# start of Reading text

The nature of my invention consists in a new and improved mode of renewing old and worn files so that they will be as good, or nearly as good for use as newly cut files.

In the drawings:

A is a box, which may be made of any convenient size for receiving the files to be renewed.

The files, B, are to be placed upon supporting blocks, or projections, and I prefer to place them on their sides, as shown in the drawings. The file-box may be made large enough to hold any desired number. Only one layer or thickness of files should be placed in the file-box at a time. After the file, or files have been placed in the box as stated, hot water is turned in, until the water slightly covers the files, after which a compound, or mixture composed of,-say, equal parts of ground or broken borax and blue vitriol, is sifted over the top of the file, or files, until the upper side, is slightly covered; after which oil of vitriol is turned on to the upper side of the file, from end to end, until ebullition takes place, after which the file, or files are allowed to remain from fifteen to thirty minutes, according to the size of the serrations of the file. After the file has remained in the bath a sufficient length of time, it is removed, and washed in water, a fine wire brush being used to clean the serrations. The file is now covered with some oily substance, such as kerosene-oil, to prevent its rusting. By-the above mode of treating old or much-worn files, the serrations are rendered as good for filing as newly-cut serrations, and old files, so treated, have proved on trial better than recut files. It will be understood that three-cornered and other shaped files may be treated in the same way.

# end of Reading text
# start of Exercise inputs

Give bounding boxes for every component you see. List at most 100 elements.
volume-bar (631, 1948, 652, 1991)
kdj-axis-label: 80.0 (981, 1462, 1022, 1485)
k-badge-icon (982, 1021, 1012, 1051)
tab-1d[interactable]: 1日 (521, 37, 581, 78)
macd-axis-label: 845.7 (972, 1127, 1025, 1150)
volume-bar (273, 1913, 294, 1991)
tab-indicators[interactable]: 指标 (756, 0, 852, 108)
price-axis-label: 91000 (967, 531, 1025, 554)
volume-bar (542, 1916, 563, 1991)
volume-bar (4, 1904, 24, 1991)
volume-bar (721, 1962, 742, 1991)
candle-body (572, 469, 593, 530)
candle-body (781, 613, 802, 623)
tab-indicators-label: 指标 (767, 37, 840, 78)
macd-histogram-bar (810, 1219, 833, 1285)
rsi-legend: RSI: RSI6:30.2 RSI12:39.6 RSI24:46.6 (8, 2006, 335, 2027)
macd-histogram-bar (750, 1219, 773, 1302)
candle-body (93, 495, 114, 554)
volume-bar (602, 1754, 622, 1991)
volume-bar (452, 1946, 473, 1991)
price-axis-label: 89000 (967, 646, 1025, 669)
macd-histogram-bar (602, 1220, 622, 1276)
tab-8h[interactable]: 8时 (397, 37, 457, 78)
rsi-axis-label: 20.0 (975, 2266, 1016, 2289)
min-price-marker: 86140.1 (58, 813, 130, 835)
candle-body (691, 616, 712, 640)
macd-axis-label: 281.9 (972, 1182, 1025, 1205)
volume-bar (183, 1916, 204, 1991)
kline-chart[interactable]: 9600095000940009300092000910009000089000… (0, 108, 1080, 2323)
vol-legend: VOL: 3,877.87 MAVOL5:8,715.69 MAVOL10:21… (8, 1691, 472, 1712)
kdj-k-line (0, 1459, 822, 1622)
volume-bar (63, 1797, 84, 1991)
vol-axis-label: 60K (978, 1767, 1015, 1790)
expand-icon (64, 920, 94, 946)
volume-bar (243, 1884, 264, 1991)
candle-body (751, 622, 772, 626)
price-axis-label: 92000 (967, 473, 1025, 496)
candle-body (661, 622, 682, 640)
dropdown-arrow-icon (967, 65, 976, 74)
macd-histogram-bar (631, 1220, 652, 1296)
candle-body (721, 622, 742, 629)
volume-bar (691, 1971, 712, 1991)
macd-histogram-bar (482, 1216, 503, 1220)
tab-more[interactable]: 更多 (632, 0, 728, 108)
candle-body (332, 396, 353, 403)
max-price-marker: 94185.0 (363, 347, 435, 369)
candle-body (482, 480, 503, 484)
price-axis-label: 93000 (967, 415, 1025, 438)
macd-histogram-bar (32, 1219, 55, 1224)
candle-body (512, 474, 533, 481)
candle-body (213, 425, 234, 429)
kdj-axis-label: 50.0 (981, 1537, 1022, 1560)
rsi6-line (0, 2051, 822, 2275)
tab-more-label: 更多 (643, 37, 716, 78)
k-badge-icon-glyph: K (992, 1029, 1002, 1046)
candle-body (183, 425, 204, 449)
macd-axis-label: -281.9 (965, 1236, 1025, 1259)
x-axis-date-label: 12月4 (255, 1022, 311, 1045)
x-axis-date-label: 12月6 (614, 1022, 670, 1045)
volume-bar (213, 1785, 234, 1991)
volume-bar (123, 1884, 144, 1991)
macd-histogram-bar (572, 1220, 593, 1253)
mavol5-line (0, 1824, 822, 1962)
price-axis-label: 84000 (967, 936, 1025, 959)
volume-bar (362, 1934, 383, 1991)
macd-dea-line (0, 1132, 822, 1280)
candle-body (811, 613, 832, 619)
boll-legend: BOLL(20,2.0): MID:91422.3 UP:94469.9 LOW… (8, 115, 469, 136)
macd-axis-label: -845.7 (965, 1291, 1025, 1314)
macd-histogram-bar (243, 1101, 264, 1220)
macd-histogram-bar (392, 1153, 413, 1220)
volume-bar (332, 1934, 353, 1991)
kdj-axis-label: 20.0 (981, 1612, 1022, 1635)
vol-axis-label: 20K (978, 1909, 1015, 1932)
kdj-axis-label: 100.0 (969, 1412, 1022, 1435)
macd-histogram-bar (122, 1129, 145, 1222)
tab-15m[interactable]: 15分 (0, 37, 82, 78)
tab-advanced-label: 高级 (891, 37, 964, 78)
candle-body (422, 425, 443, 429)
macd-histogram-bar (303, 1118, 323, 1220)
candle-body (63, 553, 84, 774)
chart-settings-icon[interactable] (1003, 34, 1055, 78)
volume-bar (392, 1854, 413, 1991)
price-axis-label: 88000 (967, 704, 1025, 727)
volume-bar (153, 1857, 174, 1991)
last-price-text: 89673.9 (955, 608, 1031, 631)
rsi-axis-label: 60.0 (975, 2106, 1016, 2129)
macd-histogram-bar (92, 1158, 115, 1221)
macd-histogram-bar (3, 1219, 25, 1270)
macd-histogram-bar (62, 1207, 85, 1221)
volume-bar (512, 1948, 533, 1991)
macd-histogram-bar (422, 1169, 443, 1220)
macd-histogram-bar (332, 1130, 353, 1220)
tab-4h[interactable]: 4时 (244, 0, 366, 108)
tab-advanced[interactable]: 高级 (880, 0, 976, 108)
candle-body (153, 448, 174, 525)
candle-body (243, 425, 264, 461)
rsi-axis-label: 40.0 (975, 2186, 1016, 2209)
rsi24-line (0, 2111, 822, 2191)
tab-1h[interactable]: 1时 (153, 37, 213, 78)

# end of Exercise inputs

■ **Requirements**
(a) Reproduce the passage of the file-renewing text from "The nature of" to "to be renewed.".
(b) Rewrite the records from their start to the line with "rsi-axis-label: 20.0 (975, 2266, 1016, 2289)", replacing "macd-histogram-bar" with "macd-bar" and changing nothing else; give only those lines.

■ **Written responses**
(a)
The nature of my invention consists in a new and improved mode of renewing old and worn files so that they will be as good, or nearly as good for use as newly cut files.

In the drawings:

A is a box, which may be made of any convenient size for receiving the files to be renewed.

(b)
Give bounding boxes for every component you see. List at most 100 elements.
volume-bar (631, 1948, 652, 1991)
kdj-axis-label: 80.0 (981, 1462, 1022, 1485)
k-badge-icon (982, 1021, 1012, 1051)
tab-1d[interactable]: 1日 (521, 37, 581, 78)
macd-axis-label: 845.7 (972, 1127, 1025, 1150)
volume-bar (273, 1913, 294, 1991)
tab-indicators[interactable]: 指标 (756, 0, 852, 108)
price-axis-label: 91000 (967, 531, 1025, 554)
volume-bar (542, 1916, 563, 1991)
volume-bar (4, 1904, 24, 1991)
volume-bar (721, 1962, 742, 1991)
candle-body (572, 469, 593, 530)
candle-body (781, 613, 802, 623)
tab-indicators-label: 指标 (767, 37, 840, 78)
macd-bar (810, 1219, 833, 1285)
rsi-legend: RSI: RSI6:30.2 RSI12:39.6 RSI24:46.6 (8, 2006, 335, 2027)
macd-bar (750, 1219, 773, 1302)
candle-body (93, 495, 114, 554)
volume-bar (602, 1754, 622, 1991)
volume-bar (452, 1946, 473, 1991)
price-axis-label: 89000 (967, 646, 1025, 669)
macd-bar (602, 1220, 622, 1276)
tab-8h[interactable]: 8时 (397, 37, 457, 78)
rsi-axis-label: 20.0 (975, 2266, 1016, 2289)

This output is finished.